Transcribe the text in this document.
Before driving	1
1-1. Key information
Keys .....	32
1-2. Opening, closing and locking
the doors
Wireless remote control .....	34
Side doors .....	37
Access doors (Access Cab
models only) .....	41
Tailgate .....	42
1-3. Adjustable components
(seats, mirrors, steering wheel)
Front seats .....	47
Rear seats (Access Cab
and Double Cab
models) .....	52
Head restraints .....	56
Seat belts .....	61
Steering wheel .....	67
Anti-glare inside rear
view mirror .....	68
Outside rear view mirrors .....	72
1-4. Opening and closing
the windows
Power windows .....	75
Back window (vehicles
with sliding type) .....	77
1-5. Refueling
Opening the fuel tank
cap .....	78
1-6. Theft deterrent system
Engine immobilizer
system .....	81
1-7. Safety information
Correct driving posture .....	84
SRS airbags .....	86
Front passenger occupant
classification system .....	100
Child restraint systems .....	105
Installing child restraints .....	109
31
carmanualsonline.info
___
→ SET EXERCISE: Your answer should be a single number: the count of lines in the data that include the word "view".

→ REPLY TO THE EXERCISE: 2